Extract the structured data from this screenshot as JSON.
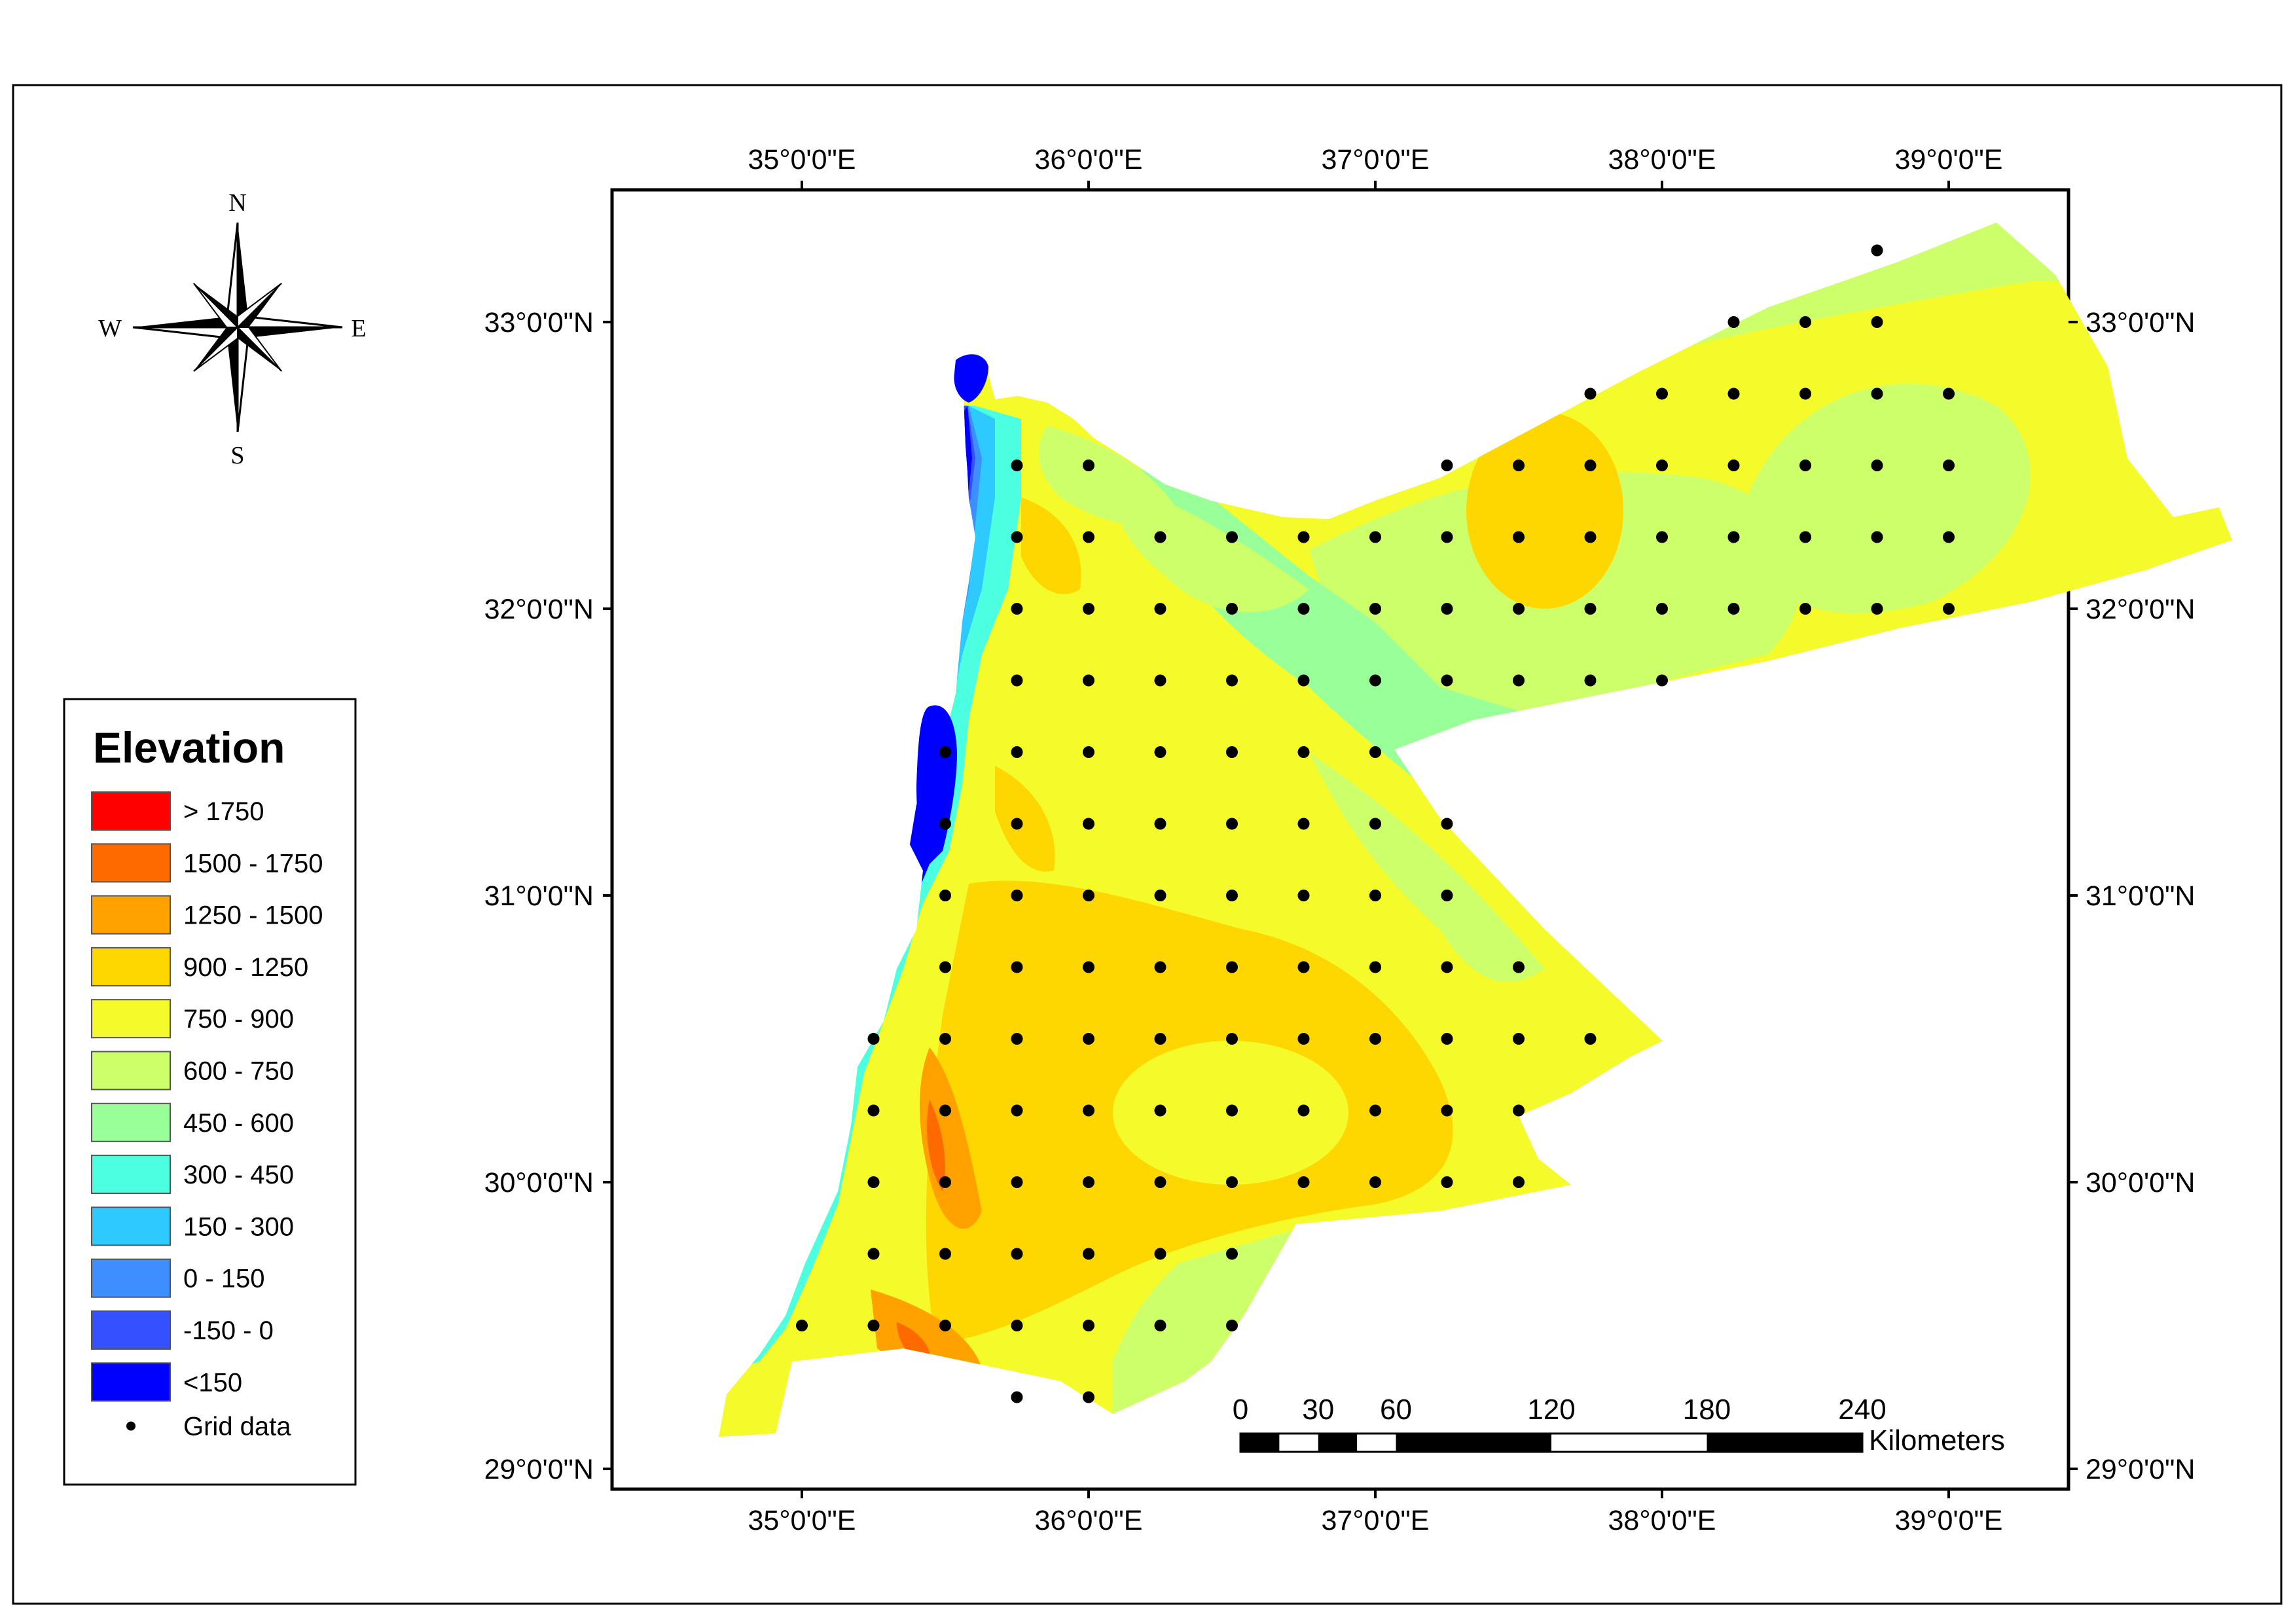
{
  "compass": {
    "n": "N",
    "s": "S",
    "e": "E",
    "w": "W"
  },
  "axes": {
    "lon_ticks": [
      "35°0'0\"E",
      "36°0'0\"E",
      "37°0'0\"E",
      "38°0'0\"E",
      "39°0'0\"E"
    ],
    "lat_ticks": [
      "33°0'0\"N",
      "32°0'0\"N",
      "31°0'0\"N",
      "30°0'0\"N",
      "29°0'0\"N"
    ]
  },
  "legend": {
    "title": "Elevation",
    "items": [
      {
        "label": "> 1750",
        "color": "#ff0000"
      },
      {
        "label": "1500 - 1750",
        "color": "#ff6a00"
      },
      {
        "label": "1250 - 1500",
        "color": "#ffa200"
      },
      {
        "label": "900 - 1250",
        "color": "#ffd700"
      },
      {
        "label": "750 - 900",
        "color": "#f5fa2a"
      },
      {
        "label": "600 - 750",
        "color": "#ccff6a"
      },
      {
        "label": "450 - 600",
        "color": "#99ff99"
      },
      {
        "label": "300 - 450",
        "color": "#4cffe0"
      },
      {
        "label": "150 - 300",
        "color": "#2ecaff"
      },
      {
        "label": "0 - 150",
        "color": "#3d8eff"
      },
      {
        "label": "-150 - 0",
        "color": "#3550ff"
      },
      {
        "label": "<150",
        "color": "#0000ff"
      }
    ],
    "grid_label": "Grid data"
  },
  "scalebar": {
    "labels": [
      "0",
      "30",
      "60",
      "120",
      "180",
      "240"
    ],
    "unit": "Kilometers"
  }
}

•••

** WHAT NEEDS TO BE DONE **
Lines containing the string "color" are to be selected and copied.

** EXERCISE SOLUTION **
        "color": "#ff0000"
        "color": "#ff6a00"
        "color": "#ffa200"
        "color": "#ffd700"
        "color": "#f5fa2a"
        "color": "#ccff6a"
        "color": "#99ff99"
        "color": "#4cffe0"
        "color": "#2ecaff"
        "color": "#3d8eff"
        "color": "#3550ff"
        "color": "#0000ff"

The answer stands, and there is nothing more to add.